Search the records for "Environment". Copy every line where it appears.
- - -
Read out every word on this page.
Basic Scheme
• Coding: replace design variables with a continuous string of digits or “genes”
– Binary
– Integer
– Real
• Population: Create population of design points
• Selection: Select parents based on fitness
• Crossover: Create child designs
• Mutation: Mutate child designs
- - -
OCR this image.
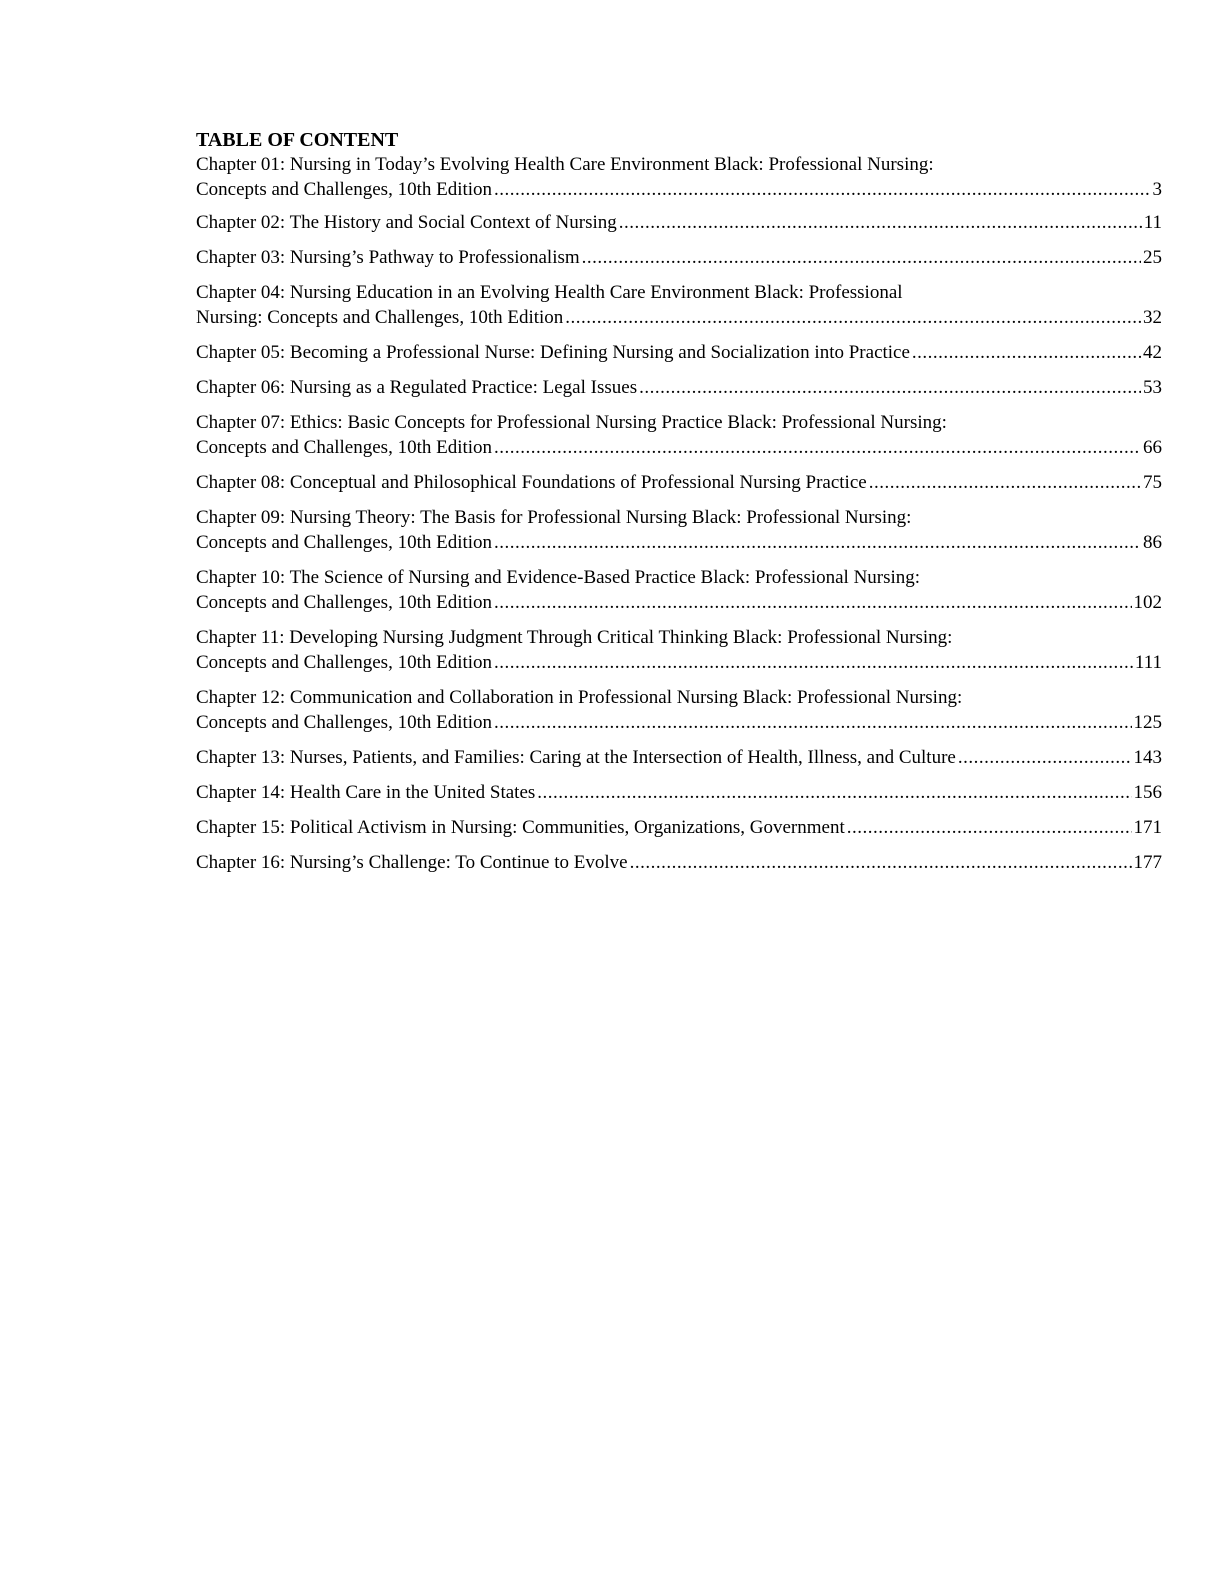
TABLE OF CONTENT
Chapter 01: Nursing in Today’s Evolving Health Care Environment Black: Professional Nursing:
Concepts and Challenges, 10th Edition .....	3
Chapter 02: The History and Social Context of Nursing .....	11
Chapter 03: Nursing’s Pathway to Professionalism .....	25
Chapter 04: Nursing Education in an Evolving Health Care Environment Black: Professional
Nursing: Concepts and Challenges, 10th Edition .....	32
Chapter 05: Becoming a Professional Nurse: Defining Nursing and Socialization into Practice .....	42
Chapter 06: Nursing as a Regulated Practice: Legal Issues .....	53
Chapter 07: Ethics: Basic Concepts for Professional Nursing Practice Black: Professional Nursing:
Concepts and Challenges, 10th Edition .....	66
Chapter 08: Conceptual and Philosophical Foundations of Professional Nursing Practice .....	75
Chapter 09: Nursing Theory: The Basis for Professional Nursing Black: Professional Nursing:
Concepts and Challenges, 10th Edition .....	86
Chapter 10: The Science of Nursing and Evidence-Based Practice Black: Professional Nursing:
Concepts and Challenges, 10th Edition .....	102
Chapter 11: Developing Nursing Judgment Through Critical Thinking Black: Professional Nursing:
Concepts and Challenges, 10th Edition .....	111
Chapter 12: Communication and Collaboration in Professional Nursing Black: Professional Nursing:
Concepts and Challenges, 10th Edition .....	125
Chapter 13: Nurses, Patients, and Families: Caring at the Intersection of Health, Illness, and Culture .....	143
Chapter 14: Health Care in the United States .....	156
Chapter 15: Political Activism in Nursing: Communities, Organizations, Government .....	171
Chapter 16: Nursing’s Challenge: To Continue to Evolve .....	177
- - -
Task solution:
Chapter 01: Nursing in Today’s Evolving Health Care Environment Black: Professional Nursing:
Chapter 04: Nursing Education in an Evolving Health Care Environment Black: Professional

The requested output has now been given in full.